_Your task:_ Within the records that follow, find every line containing the string "NAPOLEON". Copy those lines.

[Dataset entries]
▬▬▬
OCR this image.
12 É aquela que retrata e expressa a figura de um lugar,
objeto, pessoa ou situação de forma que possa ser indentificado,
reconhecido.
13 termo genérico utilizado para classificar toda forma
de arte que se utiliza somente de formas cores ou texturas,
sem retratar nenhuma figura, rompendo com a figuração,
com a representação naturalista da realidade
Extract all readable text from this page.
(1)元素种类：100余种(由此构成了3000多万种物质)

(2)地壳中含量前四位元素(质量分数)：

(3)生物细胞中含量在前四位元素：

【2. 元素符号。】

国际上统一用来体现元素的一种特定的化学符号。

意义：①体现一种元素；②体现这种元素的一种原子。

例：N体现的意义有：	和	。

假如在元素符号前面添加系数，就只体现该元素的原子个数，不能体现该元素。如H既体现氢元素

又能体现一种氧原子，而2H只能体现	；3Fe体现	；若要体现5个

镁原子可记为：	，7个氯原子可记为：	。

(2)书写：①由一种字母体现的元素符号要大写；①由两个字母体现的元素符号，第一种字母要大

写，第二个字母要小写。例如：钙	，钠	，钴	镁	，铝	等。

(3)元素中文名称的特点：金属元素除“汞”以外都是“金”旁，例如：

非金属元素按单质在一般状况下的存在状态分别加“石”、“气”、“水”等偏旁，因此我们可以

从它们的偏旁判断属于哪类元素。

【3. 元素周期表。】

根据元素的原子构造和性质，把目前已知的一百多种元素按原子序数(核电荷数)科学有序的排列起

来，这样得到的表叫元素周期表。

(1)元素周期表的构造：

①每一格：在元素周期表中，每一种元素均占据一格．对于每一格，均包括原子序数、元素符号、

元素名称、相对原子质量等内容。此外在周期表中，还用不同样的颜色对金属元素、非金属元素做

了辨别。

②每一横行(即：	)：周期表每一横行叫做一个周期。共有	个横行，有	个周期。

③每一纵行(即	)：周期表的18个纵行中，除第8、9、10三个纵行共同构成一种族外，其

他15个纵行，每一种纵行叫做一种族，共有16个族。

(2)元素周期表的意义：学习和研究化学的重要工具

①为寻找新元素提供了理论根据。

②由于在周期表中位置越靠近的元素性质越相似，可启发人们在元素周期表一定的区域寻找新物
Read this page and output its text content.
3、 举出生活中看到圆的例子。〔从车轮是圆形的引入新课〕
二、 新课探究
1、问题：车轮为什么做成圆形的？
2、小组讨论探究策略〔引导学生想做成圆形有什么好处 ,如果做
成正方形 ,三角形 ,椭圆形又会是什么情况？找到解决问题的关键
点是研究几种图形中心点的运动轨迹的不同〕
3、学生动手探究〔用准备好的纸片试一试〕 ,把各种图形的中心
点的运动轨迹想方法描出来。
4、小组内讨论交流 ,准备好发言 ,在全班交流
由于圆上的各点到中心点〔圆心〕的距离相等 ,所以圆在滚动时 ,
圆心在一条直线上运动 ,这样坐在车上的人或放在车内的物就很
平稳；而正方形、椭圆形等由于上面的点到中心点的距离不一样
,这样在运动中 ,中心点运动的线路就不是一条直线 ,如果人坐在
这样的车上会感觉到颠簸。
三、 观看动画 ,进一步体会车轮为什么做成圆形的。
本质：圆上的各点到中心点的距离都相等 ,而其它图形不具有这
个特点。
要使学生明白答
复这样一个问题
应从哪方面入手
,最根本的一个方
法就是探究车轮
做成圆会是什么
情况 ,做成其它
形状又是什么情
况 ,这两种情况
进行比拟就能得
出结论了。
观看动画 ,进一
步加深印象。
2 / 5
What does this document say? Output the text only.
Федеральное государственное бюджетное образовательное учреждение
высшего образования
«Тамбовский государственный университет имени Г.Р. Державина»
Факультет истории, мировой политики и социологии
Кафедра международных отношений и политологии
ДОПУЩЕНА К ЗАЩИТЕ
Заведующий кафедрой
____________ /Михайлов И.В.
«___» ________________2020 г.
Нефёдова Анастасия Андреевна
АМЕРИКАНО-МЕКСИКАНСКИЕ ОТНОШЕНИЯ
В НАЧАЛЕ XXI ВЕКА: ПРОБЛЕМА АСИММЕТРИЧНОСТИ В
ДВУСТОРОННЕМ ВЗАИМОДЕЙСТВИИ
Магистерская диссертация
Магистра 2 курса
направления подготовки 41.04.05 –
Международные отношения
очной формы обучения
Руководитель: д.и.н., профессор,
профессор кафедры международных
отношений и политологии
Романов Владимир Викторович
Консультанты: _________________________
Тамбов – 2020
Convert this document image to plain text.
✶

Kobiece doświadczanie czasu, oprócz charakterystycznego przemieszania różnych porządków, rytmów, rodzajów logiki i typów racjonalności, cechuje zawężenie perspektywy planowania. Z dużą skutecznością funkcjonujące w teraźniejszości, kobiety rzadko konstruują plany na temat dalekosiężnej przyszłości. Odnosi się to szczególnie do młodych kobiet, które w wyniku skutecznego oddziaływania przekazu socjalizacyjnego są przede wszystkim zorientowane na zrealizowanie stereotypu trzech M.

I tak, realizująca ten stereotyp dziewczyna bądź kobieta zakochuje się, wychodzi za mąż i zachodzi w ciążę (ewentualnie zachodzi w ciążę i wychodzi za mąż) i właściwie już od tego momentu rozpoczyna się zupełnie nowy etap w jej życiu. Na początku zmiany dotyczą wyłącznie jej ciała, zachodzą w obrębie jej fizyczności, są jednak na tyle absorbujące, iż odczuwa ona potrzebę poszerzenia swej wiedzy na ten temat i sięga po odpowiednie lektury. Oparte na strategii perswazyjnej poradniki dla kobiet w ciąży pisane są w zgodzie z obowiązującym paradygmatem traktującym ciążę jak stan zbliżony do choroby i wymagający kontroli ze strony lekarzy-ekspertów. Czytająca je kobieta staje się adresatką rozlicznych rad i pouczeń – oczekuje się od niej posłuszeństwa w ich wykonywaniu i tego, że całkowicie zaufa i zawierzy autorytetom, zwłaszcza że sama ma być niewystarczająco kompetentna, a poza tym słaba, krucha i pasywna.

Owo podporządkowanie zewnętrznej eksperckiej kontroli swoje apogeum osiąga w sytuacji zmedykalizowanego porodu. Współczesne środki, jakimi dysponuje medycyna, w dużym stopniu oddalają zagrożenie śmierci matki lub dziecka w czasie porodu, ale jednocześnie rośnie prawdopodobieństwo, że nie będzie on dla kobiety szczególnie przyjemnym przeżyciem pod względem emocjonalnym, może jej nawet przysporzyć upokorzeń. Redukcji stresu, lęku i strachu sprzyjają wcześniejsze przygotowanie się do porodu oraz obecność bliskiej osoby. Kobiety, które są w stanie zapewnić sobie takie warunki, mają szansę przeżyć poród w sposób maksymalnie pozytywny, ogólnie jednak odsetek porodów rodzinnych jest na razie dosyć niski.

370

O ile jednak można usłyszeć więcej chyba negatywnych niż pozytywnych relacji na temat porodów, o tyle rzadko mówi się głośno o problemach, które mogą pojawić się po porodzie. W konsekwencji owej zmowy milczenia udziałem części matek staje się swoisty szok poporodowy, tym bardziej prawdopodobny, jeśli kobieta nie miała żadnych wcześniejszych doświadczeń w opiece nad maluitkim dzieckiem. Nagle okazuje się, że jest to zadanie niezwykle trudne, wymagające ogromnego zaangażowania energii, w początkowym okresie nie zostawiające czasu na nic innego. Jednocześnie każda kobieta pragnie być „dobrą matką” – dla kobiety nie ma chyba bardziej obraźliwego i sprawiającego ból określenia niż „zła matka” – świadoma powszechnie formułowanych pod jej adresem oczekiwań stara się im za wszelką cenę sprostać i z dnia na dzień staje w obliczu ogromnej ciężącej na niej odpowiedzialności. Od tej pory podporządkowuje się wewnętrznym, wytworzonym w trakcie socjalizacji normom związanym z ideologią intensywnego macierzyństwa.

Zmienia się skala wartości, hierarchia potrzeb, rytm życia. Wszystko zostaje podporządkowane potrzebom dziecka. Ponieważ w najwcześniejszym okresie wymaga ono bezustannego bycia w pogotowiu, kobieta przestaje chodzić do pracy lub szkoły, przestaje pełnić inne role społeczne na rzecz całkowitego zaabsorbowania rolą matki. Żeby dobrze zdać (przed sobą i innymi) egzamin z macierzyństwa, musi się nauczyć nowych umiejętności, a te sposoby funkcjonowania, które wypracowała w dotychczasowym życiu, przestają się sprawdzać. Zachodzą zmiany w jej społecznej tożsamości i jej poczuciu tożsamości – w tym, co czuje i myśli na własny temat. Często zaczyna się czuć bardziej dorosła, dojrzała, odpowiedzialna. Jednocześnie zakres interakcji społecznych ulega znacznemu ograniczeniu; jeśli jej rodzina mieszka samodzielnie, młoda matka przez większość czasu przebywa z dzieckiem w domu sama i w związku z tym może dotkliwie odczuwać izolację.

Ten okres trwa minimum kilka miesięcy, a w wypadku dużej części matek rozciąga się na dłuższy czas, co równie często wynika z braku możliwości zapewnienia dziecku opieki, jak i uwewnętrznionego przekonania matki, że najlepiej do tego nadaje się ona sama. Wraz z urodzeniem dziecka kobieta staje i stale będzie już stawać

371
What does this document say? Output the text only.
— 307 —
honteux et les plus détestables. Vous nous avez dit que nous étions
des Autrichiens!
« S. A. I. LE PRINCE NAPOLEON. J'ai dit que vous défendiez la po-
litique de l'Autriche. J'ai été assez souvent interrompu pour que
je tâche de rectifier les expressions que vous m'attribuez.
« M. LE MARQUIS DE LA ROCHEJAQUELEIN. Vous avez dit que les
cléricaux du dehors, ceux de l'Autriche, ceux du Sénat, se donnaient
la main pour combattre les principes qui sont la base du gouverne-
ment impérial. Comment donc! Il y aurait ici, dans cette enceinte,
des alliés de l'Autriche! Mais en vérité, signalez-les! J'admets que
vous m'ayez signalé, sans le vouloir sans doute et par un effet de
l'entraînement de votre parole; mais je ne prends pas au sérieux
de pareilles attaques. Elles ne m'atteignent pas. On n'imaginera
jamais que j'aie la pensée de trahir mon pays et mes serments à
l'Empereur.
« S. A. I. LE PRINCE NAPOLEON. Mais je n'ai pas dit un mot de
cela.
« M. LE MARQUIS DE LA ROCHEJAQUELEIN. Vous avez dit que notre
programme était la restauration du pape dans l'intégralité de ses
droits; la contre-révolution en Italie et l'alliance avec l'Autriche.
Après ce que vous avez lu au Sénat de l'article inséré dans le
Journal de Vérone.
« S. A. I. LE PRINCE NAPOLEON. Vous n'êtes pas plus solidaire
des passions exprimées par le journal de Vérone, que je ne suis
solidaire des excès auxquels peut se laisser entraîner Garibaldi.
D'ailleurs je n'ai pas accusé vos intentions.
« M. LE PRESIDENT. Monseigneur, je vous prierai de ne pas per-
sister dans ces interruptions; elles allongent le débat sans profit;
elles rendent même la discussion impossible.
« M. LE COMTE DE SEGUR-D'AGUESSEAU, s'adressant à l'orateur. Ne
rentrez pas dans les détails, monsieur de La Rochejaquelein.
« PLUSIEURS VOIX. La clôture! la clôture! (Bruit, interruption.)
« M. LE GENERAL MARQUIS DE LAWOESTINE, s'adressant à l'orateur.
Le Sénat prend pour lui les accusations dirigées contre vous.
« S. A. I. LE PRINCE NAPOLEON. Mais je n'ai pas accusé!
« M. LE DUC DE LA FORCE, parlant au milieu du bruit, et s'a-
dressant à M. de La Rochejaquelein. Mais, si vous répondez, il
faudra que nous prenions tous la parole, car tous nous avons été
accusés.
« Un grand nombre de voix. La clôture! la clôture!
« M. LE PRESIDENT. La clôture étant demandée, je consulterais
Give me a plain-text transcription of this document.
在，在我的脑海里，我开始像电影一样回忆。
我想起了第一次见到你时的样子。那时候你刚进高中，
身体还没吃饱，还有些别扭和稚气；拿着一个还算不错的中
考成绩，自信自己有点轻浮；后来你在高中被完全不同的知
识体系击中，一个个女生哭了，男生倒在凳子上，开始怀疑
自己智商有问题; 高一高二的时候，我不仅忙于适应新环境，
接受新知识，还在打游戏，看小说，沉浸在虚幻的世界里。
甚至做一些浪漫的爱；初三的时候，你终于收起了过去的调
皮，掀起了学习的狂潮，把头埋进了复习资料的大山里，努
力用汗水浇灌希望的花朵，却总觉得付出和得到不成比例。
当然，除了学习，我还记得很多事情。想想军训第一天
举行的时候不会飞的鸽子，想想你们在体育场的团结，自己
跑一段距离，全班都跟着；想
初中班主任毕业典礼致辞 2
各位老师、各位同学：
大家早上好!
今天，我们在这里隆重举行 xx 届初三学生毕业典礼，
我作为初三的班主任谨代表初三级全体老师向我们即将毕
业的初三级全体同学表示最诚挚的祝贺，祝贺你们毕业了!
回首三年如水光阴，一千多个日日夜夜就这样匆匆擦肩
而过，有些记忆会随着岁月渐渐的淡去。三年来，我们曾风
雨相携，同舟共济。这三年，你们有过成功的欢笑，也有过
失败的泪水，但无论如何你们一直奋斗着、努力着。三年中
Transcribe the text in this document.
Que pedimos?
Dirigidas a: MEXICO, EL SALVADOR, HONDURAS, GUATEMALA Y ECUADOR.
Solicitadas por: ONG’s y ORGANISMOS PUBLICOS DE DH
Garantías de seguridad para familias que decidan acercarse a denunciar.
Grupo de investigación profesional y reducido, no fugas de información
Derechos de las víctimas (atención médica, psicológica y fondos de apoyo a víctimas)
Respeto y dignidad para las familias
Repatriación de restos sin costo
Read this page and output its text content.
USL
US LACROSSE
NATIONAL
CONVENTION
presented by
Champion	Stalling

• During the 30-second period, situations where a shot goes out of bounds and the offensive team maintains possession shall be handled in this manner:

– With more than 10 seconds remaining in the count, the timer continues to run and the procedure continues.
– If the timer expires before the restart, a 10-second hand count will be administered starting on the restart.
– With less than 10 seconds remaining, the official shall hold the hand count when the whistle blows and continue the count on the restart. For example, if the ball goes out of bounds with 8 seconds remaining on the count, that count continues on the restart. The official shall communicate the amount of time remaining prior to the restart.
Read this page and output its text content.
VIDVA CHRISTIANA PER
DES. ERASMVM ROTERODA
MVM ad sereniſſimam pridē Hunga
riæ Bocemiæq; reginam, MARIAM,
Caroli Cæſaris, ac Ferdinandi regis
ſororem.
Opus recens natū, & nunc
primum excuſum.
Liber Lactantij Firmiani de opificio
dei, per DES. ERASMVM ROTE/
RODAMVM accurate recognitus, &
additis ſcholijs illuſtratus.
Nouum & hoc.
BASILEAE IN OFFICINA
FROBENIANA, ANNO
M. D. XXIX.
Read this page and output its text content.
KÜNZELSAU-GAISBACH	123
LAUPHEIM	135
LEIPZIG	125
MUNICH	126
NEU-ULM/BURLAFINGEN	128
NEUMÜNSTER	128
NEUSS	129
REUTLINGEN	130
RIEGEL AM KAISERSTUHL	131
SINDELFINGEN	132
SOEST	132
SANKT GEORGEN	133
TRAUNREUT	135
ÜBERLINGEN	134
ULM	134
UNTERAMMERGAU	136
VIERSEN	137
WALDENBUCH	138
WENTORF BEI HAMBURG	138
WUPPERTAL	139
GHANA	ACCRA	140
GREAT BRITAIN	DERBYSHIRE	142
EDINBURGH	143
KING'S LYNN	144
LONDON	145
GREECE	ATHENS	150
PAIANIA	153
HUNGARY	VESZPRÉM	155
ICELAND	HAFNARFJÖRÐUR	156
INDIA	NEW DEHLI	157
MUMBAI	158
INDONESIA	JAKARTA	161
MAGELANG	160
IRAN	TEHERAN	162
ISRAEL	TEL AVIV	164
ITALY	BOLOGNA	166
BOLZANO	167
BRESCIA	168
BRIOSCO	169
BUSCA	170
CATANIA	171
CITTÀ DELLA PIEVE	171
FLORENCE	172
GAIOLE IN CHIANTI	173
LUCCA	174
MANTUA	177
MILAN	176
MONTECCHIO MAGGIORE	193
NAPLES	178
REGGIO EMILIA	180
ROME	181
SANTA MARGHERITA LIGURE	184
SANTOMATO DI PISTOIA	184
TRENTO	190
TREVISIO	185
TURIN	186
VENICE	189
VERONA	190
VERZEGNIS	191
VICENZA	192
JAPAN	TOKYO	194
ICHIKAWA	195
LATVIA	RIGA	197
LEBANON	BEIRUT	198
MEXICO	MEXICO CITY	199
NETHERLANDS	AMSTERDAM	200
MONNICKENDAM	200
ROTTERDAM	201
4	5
▬▬▬
_Written answer:_
« S. A. I. LE PRINCE NAPOLEON. J'ai dit que vous défendiez la po-
« S. A. I. LE PRINCE NAPOLEON. Mais je n'ai pas dit un mot de
« S. A. I. LE PRINCE NAPOLEON. Vous n'êtes pas plus solidaire
« S. A. I. LE PRINCE NAPOLEON. Mais je n'ai pas accusé!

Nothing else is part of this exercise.